→ **What you should do**
Reproduce the entries verbatim, starting at the line that contains "gmc-number-cell: 954421 [1224,145,1303,167]" and ending at the line that contains "table-row [922,1453,1502,1475]", with both of those lines included.

→ **Given records**
** begin **

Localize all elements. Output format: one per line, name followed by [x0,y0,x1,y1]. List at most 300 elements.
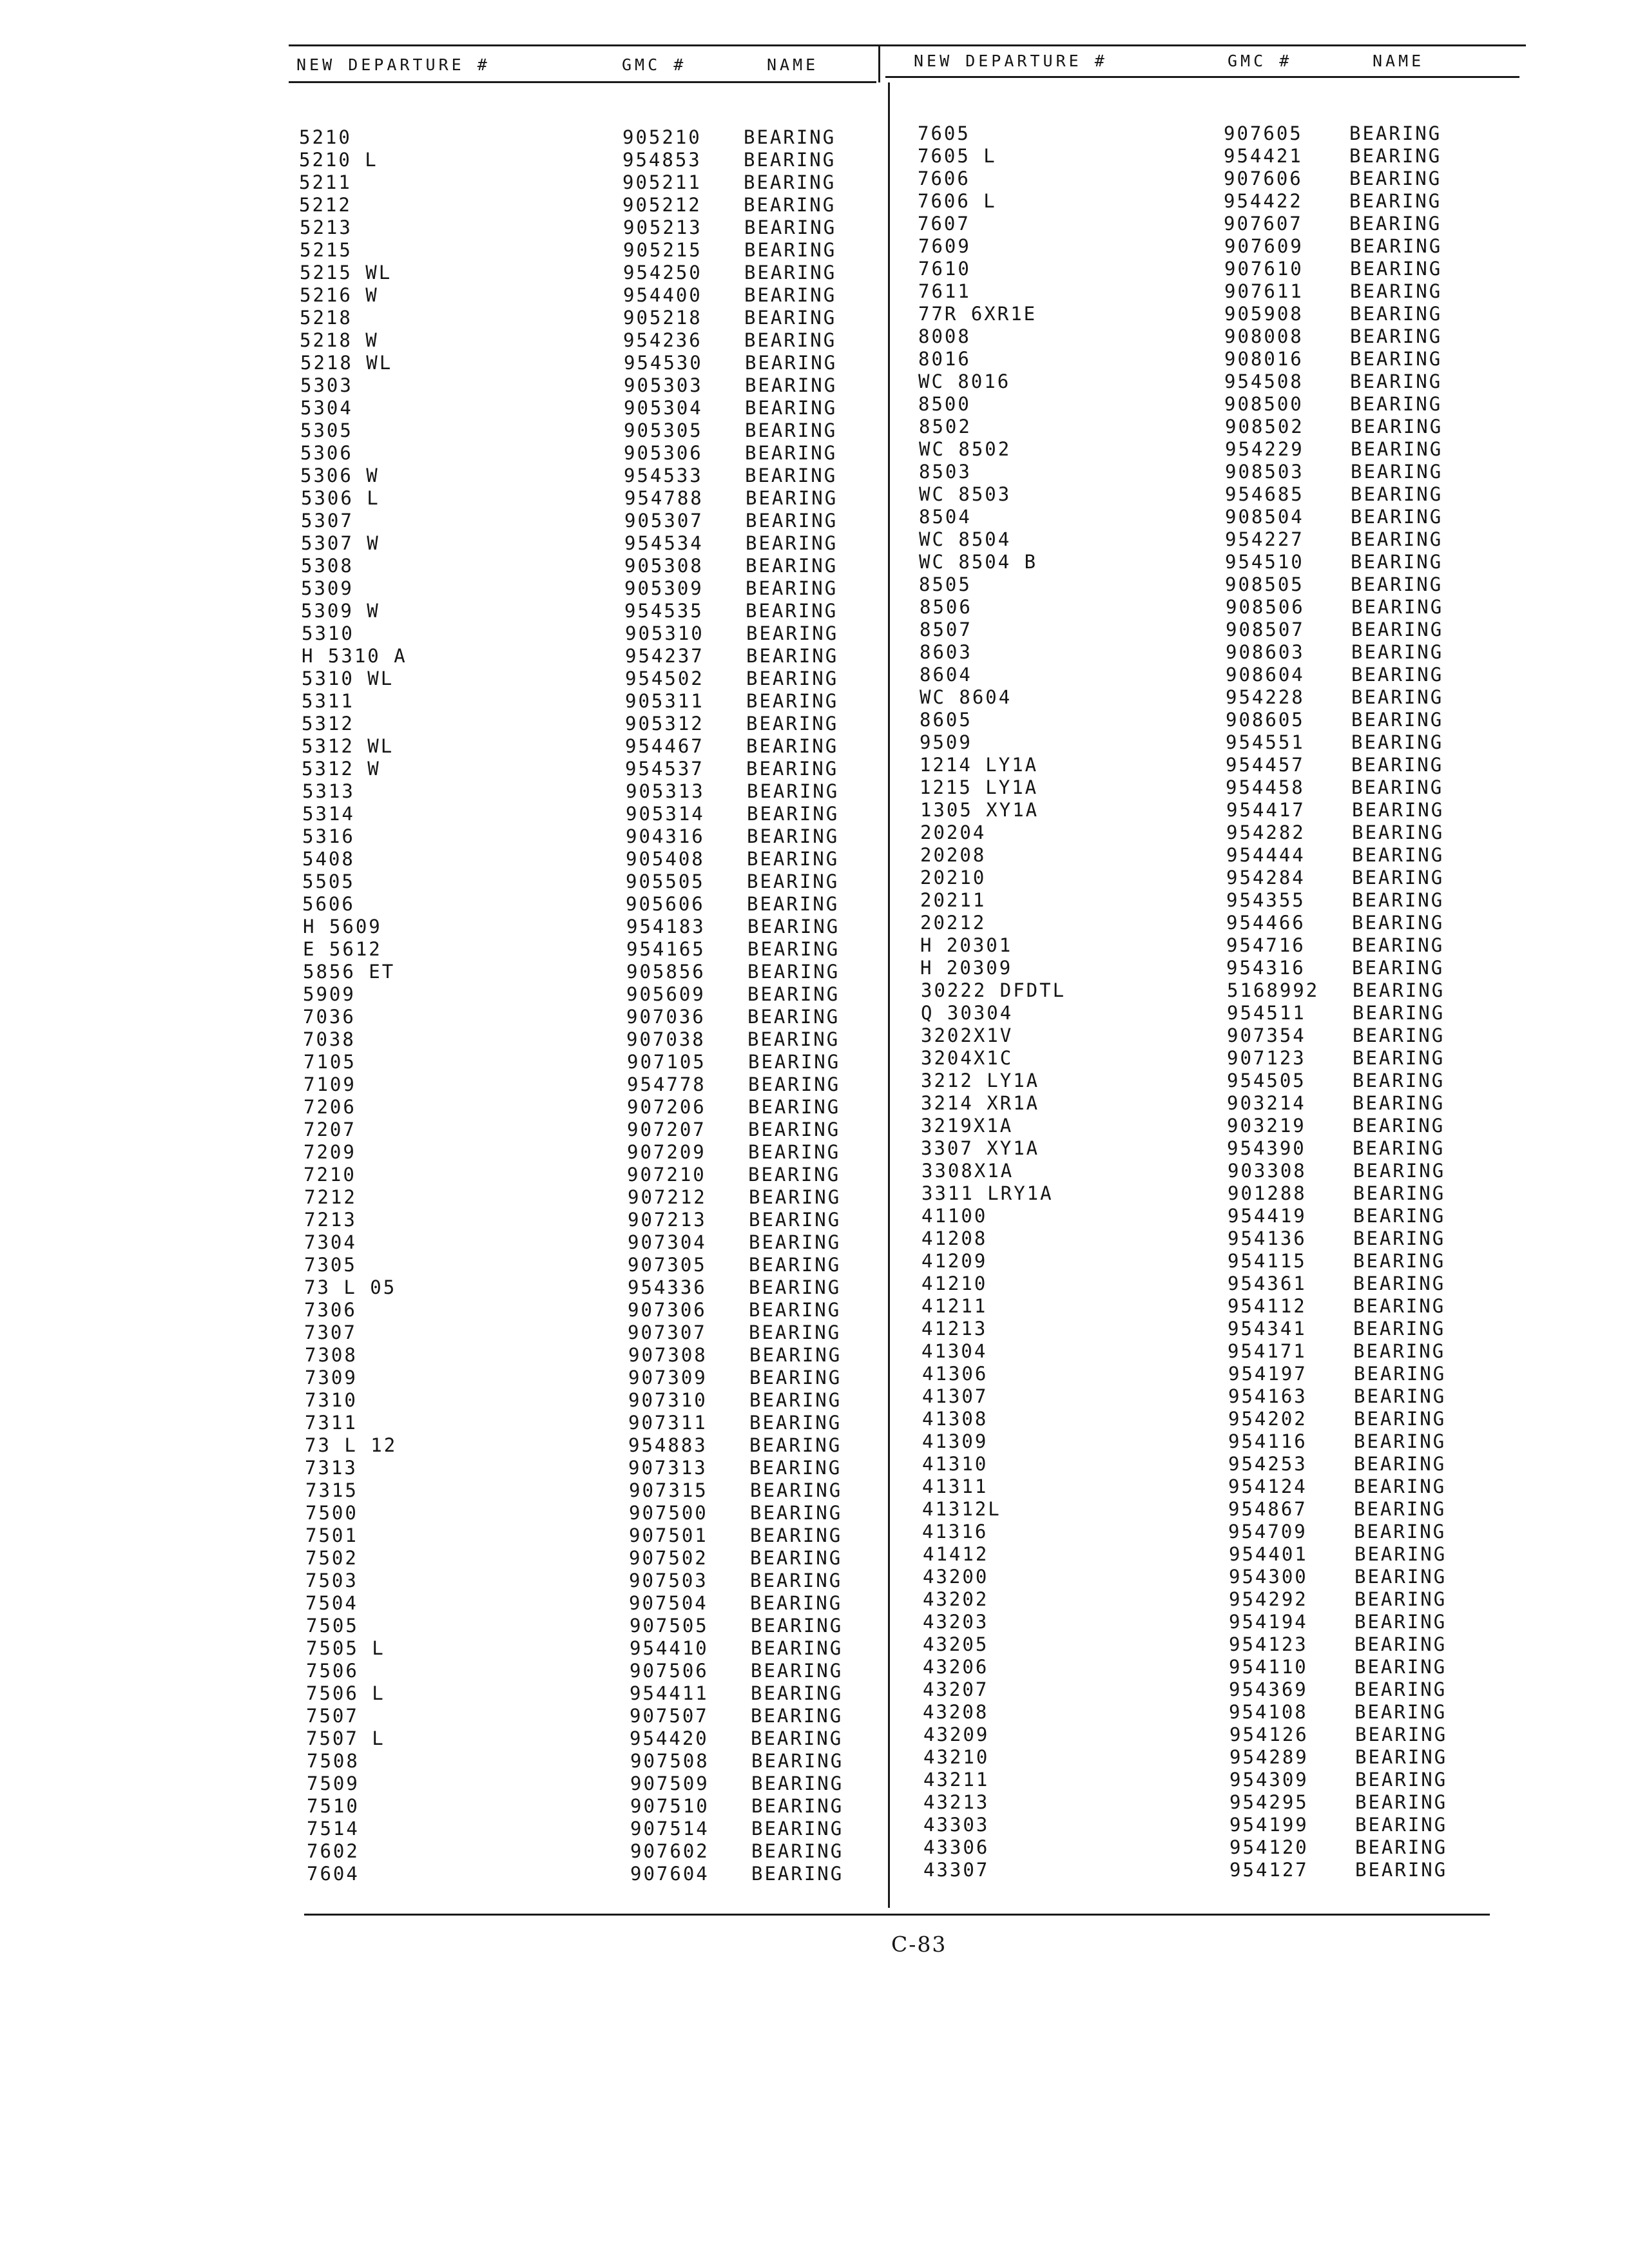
gmc-number-cell: 954421 [1224,145,1303,167]
part-number-cell: 7309 [305,1367,358,1389]
gmc-number-cell: 954778 [627,1073,706,1095]
part-name-cell: BEARING [751,1682,843,1704]
table-row [306,1727,886,1750]
part-name-cell: BEARING [748,1164,841,1186]
table-row [307,1863,887,1885]
part-number-cell: 7207 [304,1119,356,1140]
gmc-number-cell: 907123 [1227,1047,1306,1069]
part-number-cell: 3212 LY1A [921,1070,1040,1091]
part-number-cell: 7506 L [306,1682,385,1704]
part-number-cell: 1215 LY1A [920,776,1039,798]
gmc-number-cell: 901288 [1228,1182,1307,1204]
part-name-cell: BEARING [1352,889,1445,911]
part-name-cell: BEARING [746,690,839,712]
gmc-number-cell: 905210 [622,126,702,148]
gmc-number-cell: 905213 [623,216,702,238]
table-row [920,776,1499,799]
gmc-number-cell: 954420 [630,1727,709,1749]
gmc-number-cell: 954124 [1228,1475,1307,1497]
part-name-cell: BEARING [744,284,837,306]
part-name-cell: BEARING [749,1186,842,1208]
table-row [302,870,882,893]
part-number-cell: 7605 L [918,145,997,167]
table-row [919,416,1499,438]
part-number-cell: 5309 W [301,600,380,622]
table-row [304,1073,883,1096]
part-number-cell: 7308 [305,1344,358,1366]
gmc-number-cell: 954534 [624,532,704,554]
table-row [299,126,879,149]
header-left-part: NEW DEPARTURE # [296,55,490,74]
gmc-number-cell: 954227 [1225,528,1304,550]
gmc-number-cell: 954127 [1229,1859,1309,1881]
gmc-number-cell: 908503 [1225,461,1304,483]
table-row [922,1453,1502,1475]
part-number-cell: 73 L 12 [305,1434,398,1456]
part-name-cell: BEARING [1349,190,1442,212]
gmc-number-cell: 903219 [1227,1115,1306,1137]
gmc-number-cell: 905609 [626,983,706,1005]
column-divider-upper [878,46,880,82]
part-number-cell: 7602 [307,1840,360,1862]
part-number-cell: 3307 XY1A [921,1137,1040,1159]
table-row [920,686,1499,709]
part-number-cell: 43209 [923,1724,990,1745]
table-row [300,419,880,442]
table-row [920,912,1500,934]
table-row [923,1859,1503,1881]
gmc-number-cell: 907038 [626,1028,706,1050]
gmc-number-cell: 954530 [624,352,703,374]
part-number-cell: 41308 [922,1408,988,1430]
table-row [302,690,882,713]
part-name-cell: BEARING [749,1276,842,1298]
table-row [300,465,880,487]
part-name-cell: BEARING [1354,1701,1447,1723]
part-name-cell: BEARING [746,668,839,689]
header-left-gmc: GMC # [622,55,687,74]
part-name-cell: BEARING [749,1299,842,1321]
gmc-number-cell: 907604 [630,1863,709,1885]
part-number-cell: 8503 [919,461,972,483]
part-name-cell: BEARING [751,1773,844,1794]
gmc-number-cell: 907036 [626,1006,706,1028]
gmc-number-cell: 907607 [1224,213,1303,235]
table-row [919,438,1499,461]
gmc-number-cell: 954116 [1228,1430,1307,1452]
gmc-number-cell: 954466 [1226,912,1306,934]
gmc-number-cell: 907213 [628,1209,707,1231]
table-row [305,1524,885,1547]
gmc-number-cell: 954229 [1225,438,1304,460]
part-name-cell: BEARING [1354,1475,1447,1497]
part-name-cell: BEARING [747,983,840,1005]
table-row [307,1773,887,1795]
part-name-cell: BEARING [746,713,839,735]
part-name-cell: BEARING [749,1434,842,1456]
part-name-cell: BEARING [749,1254,842,1276]
part-number-cell: H 5310 A [302,645,407,667]
table-row [920,867,1500,889]
table-row [918,348,1498,370]
part-number-cell: 3202X1V [921,1024,1014,1046]
part-name-cell: BEARING [1353,1250,1446,1272]
part-number-cell: 41316 [922,1521,988,1542]
part-name-cell: BEARING [745,419,838,441]
part-name-cell: BEARING [1354,1363,1447,1385]
part-number-cell: 41310 [922,1453,988,1475]
table-row [919,551,1499,573]
table-row [301,600,881,622]
table-row [921,1227,1501,1250]
part-number-cell: 5308 [301,555,354,577]
bottom-rule [304,1914,1490,1916]
table-row [920,889,1500,912]
table-row [299,149,879,171]
table-row [922,1363,1502,1385]
part-number-cell: 41304 [921,1340,988,1362]
table-row [921,1182,1501,1205]
part-number-cell: 41100 [921,1205,988,1227]
table-row [922,1430,1502,1453]
part-name-cell: BEARING [747,916,840,937]
table-row [918,168,1498,190]
part-name-cell: BEARING [1349,168,1442,189]
part-name-cell: BEARING [747,938,840,960]
part-name-cell: BEARING [1354,1453,1447,1475]
part-name-cell: BEARING [745,374,838,396]
gmc-number-cell: 954390 [1227,1137,1306,1159]
table-row [920,641,1499,664]
part-name-cell: BEARING [1354,1656,1447,1678]
part-name-cell: BEARING [1354,1543,1447,1565]
part-number-cell: 5210 [299,126,352,148]
table-row [918,190,1498,213]
table-row [918,258,1498,280]
part-name-cell: BEARING [1350,348,1443,370]
gmc-number-cell: 954115 [1228,1250,1307,1272]
table-row [918,303,1498,325]
part-name-cell: BEARING [744,216,837,238]
table-row [305,1344,885,1367]
part-number-cell: 8506 [920,596,972,618]
gmc-number-cell: 954165 [626,938,706,960]
part-name-cell: BEARING [751,1840,844,1862]
table-row [306,1615,886,1637]
part-number-cell: 41309 [922,1430,988,1452]
part-name-cell: BEARING [747,1006,840,1028]
part-number-cell: 7206 [304,1096,356,1118]
part-name-cell: BEARING [747,780,840,802]
part-name-cell: BEARING [1351,528,1443,550]
table-row [301,577,881,600]
part-number-cell: 7213 [304,1209,357,1231]
part-name-cell: BEARING [1351,776,1444,798]
part-name-cell: BEARING [1349,145,1442,167]
part-number-cell: 43303 [923,1814,990,1836]
gmc-number-cell: 907504 [629,1592,708,1614]
table-row [923,1701,1503,1724]
gmc-number-cell: 954228 [1226,686,1305,708]
part-number-cell: 7501 [305,1524,358,1546]
part-number-cell: 8008 [918,325,971,347]
part-name-cell: BEARING [1355,1724,1448,1745]
gmc-number-cell: 905408 [626,848,705,870]
gmc-number-cell: 907605 [1224,122,1303,144]
part-number-cell: 7212 [304,1186,357,1208]
part-name-cell: BEARING [745,397,838,419]
part-number-cell: 7038 [303,1028,356,1050]
part-name-cell: BEARING [744,171,836,193]
part-name-cell: BEARING [749,1412,842,1434]
part-number-cell: 7500 [305,1502,358,1524]
part-number-cell: 43200 [923,1566,989,1588]
part-number-cell: 5909 [303,983,356,1005]
table-row [918,145,1498,168]
table-row [306,1705,886,1727]
part-number-cell: 5213 [300,216,352,238]
part-name-cell: BEARING [1351,573,1443,595]
gmc-number-cell: 907210 [627,1164,706,1186]
table-row [304,1299,884,1321]
gmc-number-cell: 907501 [629,1524,708,1546]
gmc-number-cell: 908603 [1226,641,1305,663]
gmc-number-cell: 905305 [624,419,703,441]
gmc-number-cell: 905308 [624,555,704,577]
part-name-cell: BEARING [1350,280,1443,302]
gmc-number-cell: 954250 [623,262,702,284]
gmc-number-cell: 5168992 [1227,979,1320,1001]
part-number-cell: 5218 W [300,329,379,351]
gmc-number-cell: 954411 [630,1682,709,1704]
gmc-number-cell: 907212 [628,1186,707,1208]
part-name-cell: BEARING [745,352,838,374]
gmc-number-cell: 954123 [1229,1633,1308,1655]
table-row [300,262,880,284]
table-row [307,1750,887,1773]
part-number-cell: 7514 [307,1818,360,1840]
gmc-number-cell: 907606 [1224,168,1303,189]
part-name-cell: BEARING [1353,1182,1446,1204]
part-number-cell: 43211 [923,1769,990,1791]
part-name-cell: BEARING [748,1119,841,1140]
part-number-cell: 7606 [918,168,970,189]
part-name-cell: BEARING [1351,461,1443,483]
gmc-number-cell: 908604 [1226,664,1305,686]
part-name-cell: BEARING [1353,1115,1445,1137]
gmc-number-cell: 908500 [1224,393,1304,415]
part-number-cell: 5211 [299,171,352,193]
table-row [302,645,882,668]
part-name-cell: BEARING [744,262,837,284]
part-number-cell: 7109 [304,1073,356,1095]
part-number-cell: 5305 [300,419,353,441]
gmc-number-cell: 954284 [1226,867,1306,889]
part-number-cell: 41209 [921,1250,988,1272]
part-number-cell: 5309 [301,577,354,599]
part-number-cell: 7503 [305,1570,358,1591]
part-number-cell: 8505 [919,573,972,595]
part-name-cell: BEARING [746,735,839,757]
gmc-number-cell: 905218 [623,307,702,329]
part-number-cell: E 5612 [303,938,382,960]
gmc-number-cell: 954236 [623,329,702,351]
part-number-cell: 43206 [923,1656,989,1678]
gmc-number-cell: 954316 [1226,957,1306,979]
part-number-cell: 7210 [304,1164,356,1186]
part-number-cell: 7313 [305,1457,358,1479]
table-row [918,393,1498,416]
part-name-cell: BEARING [749,1367,842,1389]
part-number-cell: 8504 [919,506,972,528]
gmc-number-cell: 954341 [1228,1318,1307,1340]
part-number-cell: WC 8503 [919,483,1012,505]
table-row [304,1096,883,1119]
part-number-cell: 41213 [921,1318,988,1340]
part-name-cell: BEARING [1353,1340,1446,1362]
part-number-cell: 41312L [922,1498,1001,1520]
part-name-cell: BEARING [746,510,838,532]
part-name-cell: BEARING [747,870,840,892]
part-number-cell: 41211 [921,1295,988,1317]
gmc-number-cell: 954171 [1228,1340,1307,1362]
part-name-cell: BEARING [1354,1566,1447,1588]
gmc-number-cell: 907207 [627,1119,706,1140]
part-name-cell: BEARING [1351,551,1443,573]
table-row [923,1746,1503,1769]
table-row [921,1318,1501,1340]
table-row [921,1115,1501,1137]
part-number-cell: 5212 [299,194,352,216]
part-name-cell: BEARING [1355,1769,1448,1791]
part-number-cell: 5316 [302,825,355,847]
page-number: C-83 [891,1932,947,1957]
part-name-cell: BEARING [1350,325,1443,347]
part-number-cell: 41208 [921,1227,988,1249]
table-row [921,1340,1501,1363]
gmc-number-cell: 954511 [1227,1002,1306,1024]
part-name-cell: BEARING [750,1479,843,1501]
gmc-number-cell: 905309 [624,577,704,599]
part-name-cell: BEARING [1355,1791,1448,1813]
part-name-cell: BEARING [1355,1836,1448,1858]
table-row [305,1479,885,1502]
gmc-number-cell: 954253 [1228,1453,1307,1475]
gmc-number-cell: 907310 [628,1389,708,1411]
part-number-cell: 3204X1C [921,1047,1014,1069]
part-number-cell: 1305 XY1A [920,799,1039,821]
gmc-number-cell: 907610 [1224,258,1304,280]
table-row [303,961,883,983]
gmc-number-cell: 954467 [625,735,704,757]
part-name-cell: BEARING [1354,1385,1447,1407]
part-name-cell: BEARING [1353,1070,1445,1091]
table-row [307,1840,887,1863]
table-row [920,664,1499,686]
gmc-number-cell: 907611 [1224,280,1304,302]
part-number-cell: 7508 [307,1750,360,1772]
part-number-cell: 7505 [306,1615,359,1637]
gmc-number-cell: 954410 [630,1637,709,1659]
part-name-cell: BEARING [749,1389,842,1411]
table-row [918,235,1498,258]
part-name-cell: BEARING [747,848,840,870]
gmc-number-cell: 907105 [627,1051,706,1073]
part-name-cell: BEARING [1354,1678,1447,1700]
part-number-cell: 5505 [302,870,355,892]
part-name-cell: BEARING [1349,122,1442,144]
table-row [303,938,883,961]
part-name-cell: BEARING [1353,1273,1446,1294]
part-name-cell: BEARING [1352,844,1445,866]
part-name-cell: BEARING [751,1863,844,1885]
part-name-cell: BEARING [750,1502,843,1524]
table-row [304,1321,884,1344]
gmc-number-cell: 954444 [1226,844,1306,866]
gmc-number-cell: 954355 [1226,889,1306,911]
part-name-cell: BEARING [1351,641,1444,663]
gmc-number-cell: 954309 [1229,1769,1309,1791]
part-name-cell: BEARING [1350,235,1443,257]
table-row [302,758,882,780]
part-name-cell: BEARING [747,961,840,983]
part-number-cell: 5314 [302,803,355,825]
part-number-cell: 5312 W [302,758,381,780]
part-number-cell: 20204 [920,822,987,843]
part-name-cell: BEARING [1351,506,1443,528]
part-number-cell: 43203 [923,1611,989,1633]
table-row [302,668,882,690]
part-number-cell: 8500 [918,393,971,415]
gmc-number-cell: 954108 [1229,1701,1308,1723]
gmc-number-cell: 954282 [1226,822,1306,843]
part-name-cell: BEARING [1353,1295,1446,1317]
table-row [918,122,1498,145]
table-row [921,1273,1501,1295]
part-name-cell: BEARING [746,600,838,622]
header-right-name: NAME [1373,52,1425,70]
table-row [303,916,883,938]
table-row [306,1682,886,1705]
gmc-number-cell: 954300 [1229,1566,1308,1588]
gmc-number-cell: 903214 [1227,1092,1306,1114]
table-row [918,213,1498,235]
table-row [305,1547,885,1570]
part-number-cell: 8605 [920,709,972,731]
table-row [305,1457,885,1479]
table-row [923,1836,1503,1859]
gmc-number-cell: 954458 [1226,776,1305,798]
gmc-number-cell: 954457 [1226,754,1305,776]
gmc-number-cell: 907354 [1227,1024,1306,1046]
table-row [300,442,880,465]
gmc-number-cell: 908505 [1225,573,1304,595]
table-row [302,622,882,645]
part-name-cell: BEARING [745,465,838,486]
header-rule-left [289,81,876,83]
table-row [306,1660,886,1682]
part-name-cell: BEARING [1354,1408,1447,1430]
gmc-number-cell: 908605 [1226,709,1305,731]
table-row [923,1588,1503,1611]
part-number-cell: 7604 [307,1863,360,1885]
gmc-number-cell: 954502 [625,668,704,689]
gmc-number-cell: 907502 [629,1547,708,1569]
gmc-number-cell: 907609 [1224,235,1304,257]
table-row [920,844,1500,867]
gmc-number-cell: 954510 [1225,551,1304,573]
part-number-cell: 7505 L [306,1637,385,1659]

** end **

→ **Answer to the task**
gmc-number-cell: 954421 [1224,145,1303,167]
part-number-cell: 7309 [305,1367,358,1389]
gmc-number-cell: 954778 [627,1073,706,1095]
part-name-cell: BEARING [751,1682,843,1704]
table-row [306,1727,886,1750]
part-name-cell: BEARING [748,1164,841,1186]
table-row [307,1863,887,1885]
part-number-cell: 7207 [304,1119,356,1140]
gmc-number-cell: 907123 [1227,1047,1306,1069]
part-number-cell: 3212 LY1A [921,1070,1040,1091]
part-number-cell: 7506 L [306,1682,385,1704]
part-number-cell: 1215 LY1A [920,776,1039,798]
gmc-number-cell: 901288 [1228,1182,1307,1204]
part-name-cell: BEARING [1352,889,1445,911]
part-name-cell: BEARING [746,690,839,712]
gmc-number-cell: 905210 [622,126,702,148]
gmc-number-cell: 905213 [623,216,702,238]
table-row [920,776,1499,799]
gmc-number-cell: 954420 [630,1727,709,1749]
gmc-number-cell: 954124 [1228,1475,1307,1497]
part-name-cell: BEARING [744,284,837,306]
part-name-cell: BEARING [749,1186,842,1208]
table-row [302,870,882,893]
part-number-cell: 7605 L [918,145,997,167]
table-row [919,416,1499,438]
part-number-cell: 5309 W [301,600,380,622]
table-row [304,1073,883,1096]
part-number-cell: 7308 [305,1344,358,1366]
gmc-number-cell: 954534 [624,532,704,554]
table-row [299,126,879,149]
header-left-part: NEW DEPARTURE # [296,55,490,74]
gmc-number-cell: 954227 [1225,528,1304,550]
gmc-number-cell: 954127 [1229,1859,1309,1881]
gmc-number-cell: 908503 [1225,461,1304,483]
table-row [922,1453,1502,1475]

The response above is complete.